Every line below that mentions the word "NaClO" should be copied out.

> _Provided material_:
++++++++
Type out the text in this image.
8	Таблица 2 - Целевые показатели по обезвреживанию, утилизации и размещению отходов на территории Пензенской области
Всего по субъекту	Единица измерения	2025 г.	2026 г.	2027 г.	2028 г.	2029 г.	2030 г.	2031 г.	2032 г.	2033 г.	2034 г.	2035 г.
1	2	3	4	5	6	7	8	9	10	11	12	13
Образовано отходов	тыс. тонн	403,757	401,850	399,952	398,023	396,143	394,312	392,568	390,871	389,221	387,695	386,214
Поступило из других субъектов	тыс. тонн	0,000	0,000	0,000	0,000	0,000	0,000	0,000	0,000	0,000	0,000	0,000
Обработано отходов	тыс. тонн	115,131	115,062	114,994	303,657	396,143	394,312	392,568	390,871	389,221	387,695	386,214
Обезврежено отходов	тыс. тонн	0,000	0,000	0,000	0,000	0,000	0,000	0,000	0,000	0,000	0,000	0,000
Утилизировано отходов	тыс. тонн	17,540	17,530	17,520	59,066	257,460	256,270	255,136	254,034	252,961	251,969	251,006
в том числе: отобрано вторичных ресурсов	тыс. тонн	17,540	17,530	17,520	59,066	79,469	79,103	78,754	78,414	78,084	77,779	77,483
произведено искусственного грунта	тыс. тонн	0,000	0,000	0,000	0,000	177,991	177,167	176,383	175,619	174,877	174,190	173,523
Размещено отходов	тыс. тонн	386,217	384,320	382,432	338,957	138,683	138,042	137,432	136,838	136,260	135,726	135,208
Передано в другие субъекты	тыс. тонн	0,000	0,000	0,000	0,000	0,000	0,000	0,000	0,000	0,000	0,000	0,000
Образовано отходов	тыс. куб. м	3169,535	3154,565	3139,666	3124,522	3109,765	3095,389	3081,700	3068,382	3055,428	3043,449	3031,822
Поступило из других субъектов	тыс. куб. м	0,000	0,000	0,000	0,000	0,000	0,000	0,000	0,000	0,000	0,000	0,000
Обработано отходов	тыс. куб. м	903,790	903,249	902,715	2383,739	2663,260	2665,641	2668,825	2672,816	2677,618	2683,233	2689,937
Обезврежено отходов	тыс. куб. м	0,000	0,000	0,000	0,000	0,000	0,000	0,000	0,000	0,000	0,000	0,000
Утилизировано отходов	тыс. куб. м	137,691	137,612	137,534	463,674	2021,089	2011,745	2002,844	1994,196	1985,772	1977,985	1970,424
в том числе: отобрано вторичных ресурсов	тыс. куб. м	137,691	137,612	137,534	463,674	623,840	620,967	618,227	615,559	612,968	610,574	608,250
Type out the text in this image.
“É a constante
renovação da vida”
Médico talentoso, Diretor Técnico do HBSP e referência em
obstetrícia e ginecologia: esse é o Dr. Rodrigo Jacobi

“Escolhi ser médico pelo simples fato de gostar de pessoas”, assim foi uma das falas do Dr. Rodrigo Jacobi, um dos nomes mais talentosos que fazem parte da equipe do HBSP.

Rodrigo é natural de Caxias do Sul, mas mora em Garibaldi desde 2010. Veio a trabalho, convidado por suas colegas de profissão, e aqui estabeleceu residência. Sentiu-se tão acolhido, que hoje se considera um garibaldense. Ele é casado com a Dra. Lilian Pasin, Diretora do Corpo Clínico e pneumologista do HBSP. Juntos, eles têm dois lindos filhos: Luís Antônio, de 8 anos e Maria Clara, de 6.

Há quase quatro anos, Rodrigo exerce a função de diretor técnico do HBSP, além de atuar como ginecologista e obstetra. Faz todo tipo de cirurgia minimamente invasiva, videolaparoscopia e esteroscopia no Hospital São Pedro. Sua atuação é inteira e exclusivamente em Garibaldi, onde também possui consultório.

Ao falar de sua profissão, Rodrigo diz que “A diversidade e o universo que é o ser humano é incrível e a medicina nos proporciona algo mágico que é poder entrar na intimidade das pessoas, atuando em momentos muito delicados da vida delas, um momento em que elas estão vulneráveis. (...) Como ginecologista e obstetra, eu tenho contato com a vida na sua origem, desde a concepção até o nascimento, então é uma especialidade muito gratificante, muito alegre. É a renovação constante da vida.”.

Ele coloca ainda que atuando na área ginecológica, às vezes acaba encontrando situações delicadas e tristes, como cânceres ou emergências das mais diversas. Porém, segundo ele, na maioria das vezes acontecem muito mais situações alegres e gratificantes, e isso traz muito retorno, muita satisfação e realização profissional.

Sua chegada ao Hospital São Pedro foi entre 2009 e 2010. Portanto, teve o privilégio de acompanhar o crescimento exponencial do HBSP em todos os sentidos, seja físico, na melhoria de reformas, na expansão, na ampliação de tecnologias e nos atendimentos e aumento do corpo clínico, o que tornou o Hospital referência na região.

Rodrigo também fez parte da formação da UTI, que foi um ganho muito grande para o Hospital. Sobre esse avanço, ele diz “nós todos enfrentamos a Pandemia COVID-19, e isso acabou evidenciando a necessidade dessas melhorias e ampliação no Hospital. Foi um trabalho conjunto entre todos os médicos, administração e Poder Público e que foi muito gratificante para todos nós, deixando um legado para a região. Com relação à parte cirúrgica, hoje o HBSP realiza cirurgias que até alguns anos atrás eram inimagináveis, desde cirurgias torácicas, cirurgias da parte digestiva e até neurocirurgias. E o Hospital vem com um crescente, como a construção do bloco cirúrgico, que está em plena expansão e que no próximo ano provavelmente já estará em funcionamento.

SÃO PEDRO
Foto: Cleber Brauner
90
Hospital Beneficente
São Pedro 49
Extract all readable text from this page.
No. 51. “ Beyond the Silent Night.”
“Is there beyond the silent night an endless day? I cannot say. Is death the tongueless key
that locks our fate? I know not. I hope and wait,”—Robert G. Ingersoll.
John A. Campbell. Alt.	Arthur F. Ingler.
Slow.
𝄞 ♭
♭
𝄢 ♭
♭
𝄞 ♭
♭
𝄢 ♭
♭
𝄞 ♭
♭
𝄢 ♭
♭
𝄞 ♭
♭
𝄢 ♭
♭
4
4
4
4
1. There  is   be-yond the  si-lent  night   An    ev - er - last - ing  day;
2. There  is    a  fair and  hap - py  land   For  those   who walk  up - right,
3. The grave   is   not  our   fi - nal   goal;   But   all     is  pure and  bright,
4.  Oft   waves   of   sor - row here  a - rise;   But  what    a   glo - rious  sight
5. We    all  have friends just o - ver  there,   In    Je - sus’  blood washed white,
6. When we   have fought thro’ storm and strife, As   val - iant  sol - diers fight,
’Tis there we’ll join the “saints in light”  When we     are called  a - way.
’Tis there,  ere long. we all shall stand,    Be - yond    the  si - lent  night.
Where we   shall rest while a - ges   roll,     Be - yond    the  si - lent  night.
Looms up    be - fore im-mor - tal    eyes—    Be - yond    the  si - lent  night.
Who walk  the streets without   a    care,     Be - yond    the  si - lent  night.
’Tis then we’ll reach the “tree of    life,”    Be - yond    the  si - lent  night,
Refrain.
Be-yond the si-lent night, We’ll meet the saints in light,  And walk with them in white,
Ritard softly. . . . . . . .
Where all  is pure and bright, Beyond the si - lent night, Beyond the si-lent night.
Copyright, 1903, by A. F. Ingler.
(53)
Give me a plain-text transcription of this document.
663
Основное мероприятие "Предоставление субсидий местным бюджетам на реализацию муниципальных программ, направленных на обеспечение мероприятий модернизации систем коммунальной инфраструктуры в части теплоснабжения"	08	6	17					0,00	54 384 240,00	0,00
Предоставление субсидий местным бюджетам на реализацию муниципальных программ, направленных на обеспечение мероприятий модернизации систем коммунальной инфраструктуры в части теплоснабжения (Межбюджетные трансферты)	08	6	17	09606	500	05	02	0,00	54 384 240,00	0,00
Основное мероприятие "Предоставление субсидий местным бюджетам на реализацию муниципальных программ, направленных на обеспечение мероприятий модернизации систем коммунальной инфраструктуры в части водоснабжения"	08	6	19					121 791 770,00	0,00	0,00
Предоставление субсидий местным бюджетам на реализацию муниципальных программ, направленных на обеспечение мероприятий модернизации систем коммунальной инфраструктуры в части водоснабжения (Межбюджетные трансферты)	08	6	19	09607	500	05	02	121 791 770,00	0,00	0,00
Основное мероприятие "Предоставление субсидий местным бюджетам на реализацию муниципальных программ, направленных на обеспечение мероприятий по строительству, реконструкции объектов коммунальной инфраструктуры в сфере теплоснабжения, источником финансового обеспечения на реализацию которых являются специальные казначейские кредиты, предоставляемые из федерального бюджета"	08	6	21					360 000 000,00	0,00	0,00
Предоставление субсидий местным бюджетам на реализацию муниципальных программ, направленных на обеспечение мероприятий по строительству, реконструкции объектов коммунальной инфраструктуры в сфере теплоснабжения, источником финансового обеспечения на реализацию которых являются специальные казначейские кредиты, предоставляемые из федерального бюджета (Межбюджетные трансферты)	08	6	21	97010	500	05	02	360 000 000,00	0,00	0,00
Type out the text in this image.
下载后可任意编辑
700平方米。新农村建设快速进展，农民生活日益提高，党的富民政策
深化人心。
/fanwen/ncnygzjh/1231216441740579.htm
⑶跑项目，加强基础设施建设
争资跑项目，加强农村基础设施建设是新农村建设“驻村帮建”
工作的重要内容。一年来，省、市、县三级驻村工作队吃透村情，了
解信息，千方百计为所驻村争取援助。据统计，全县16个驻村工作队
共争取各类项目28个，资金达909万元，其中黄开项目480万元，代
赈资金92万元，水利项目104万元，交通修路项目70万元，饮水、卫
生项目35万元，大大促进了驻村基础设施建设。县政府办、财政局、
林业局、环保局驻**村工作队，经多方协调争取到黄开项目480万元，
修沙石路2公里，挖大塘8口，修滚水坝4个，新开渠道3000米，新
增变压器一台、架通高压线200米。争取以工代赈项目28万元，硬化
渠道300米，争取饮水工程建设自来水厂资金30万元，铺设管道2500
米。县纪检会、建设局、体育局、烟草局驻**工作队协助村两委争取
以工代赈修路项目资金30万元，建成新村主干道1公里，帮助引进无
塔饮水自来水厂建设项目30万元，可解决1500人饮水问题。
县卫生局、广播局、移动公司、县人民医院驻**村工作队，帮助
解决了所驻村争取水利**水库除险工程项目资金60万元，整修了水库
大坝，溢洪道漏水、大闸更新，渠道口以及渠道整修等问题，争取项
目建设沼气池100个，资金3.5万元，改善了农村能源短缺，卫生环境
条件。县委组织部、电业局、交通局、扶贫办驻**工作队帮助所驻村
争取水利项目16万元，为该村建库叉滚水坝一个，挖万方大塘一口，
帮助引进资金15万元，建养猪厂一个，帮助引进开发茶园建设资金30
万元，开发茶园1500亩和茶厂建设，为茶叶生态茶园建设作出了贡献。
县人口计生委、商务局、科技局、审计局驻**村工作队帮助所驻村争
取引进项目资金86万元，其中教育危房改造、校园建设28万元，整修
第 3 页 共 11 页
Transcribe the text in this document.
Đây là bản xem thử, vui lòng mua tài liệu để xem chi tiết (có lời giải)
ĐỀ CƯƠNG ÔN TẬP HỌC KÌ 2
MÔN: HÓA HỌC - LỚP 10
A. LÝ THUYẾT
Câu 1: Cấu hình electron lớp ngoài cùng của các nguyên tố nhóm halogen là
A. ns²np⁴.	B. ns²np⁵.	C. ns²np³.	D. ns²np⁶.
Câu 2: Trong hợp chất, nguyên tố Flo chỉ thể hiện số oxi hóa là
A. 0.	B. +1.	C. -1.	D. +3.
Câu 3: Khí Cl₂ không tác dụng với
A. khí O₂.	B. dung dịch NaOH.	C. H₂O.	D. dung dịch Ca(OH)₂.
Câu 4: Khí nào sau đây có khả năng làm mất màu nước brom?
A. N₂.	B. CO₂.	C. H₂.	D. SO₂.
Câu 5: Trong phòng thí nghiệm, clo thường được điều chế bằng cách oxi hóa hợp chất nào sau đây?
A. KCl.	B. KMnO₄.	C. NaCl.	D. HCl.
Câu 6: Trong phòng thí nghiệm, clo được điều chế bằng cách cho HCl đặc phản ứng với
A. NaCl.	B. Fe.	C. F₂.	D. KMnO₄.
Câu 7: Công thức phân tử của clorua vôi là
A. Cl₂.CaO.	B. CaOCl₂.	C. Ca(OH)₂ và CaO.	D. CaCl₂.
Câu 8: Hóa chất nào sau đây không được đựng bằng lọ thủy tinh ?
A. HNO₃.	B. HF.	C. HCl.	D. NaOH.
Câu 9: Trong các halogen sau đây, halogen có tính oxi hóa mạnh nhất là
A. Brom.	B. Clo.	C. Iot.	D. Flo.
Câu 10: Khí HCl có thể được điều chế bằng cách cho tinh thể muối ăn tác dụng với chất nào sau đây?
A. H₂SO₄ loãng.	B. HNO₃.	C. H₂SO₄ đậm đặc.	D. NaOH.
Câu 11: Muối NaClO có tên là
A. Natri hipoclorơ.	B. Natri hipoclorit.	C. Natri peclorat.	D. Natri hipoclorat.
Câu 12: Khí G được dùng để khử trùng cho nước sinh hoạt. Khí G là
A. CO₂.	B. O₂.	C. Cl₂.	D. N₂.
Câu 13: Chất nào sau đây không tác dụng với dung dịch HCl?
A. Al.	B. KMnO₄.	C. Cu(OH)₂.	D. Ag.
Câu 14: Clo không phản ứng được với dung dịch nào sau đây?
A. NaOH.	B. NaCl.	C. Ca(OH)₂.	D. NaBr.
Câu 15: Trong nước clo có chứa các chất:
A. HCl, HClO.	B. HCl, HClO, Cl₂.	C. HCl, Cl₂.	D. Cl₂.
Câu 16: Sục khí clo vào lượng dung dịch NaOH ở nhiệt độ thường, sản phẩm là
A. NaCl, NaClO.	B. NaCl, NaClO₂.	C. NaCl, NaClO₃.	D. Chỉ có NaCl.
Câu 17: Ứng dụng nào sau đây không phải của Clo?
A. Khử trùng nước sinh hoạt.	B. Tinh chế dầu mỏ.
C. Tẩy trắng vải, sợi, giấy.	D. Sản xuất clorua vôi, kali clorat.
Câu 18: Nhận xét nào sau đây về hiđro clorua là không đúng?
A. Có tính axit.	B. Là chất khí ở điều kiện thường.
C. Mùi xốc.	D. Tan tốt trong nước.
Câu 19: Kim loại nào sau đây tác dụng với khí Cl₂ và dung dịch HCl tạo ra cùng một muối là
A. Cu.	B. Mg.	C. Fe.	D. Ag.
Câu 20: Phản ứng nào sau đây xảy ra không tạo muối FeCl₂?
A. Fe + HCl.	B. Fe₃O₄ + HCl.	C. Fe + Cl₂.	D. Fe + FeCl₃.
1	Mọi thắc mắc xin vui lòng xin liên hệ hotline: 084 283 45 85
++++++++
> _Worked answer_:
Câu 11: Muối NaClO có tên là
A. NaCl, NaClO.	B. NaCl, NaClO₂.	C. NaCl, NaClO₃.	D. Chỉ có NaCl.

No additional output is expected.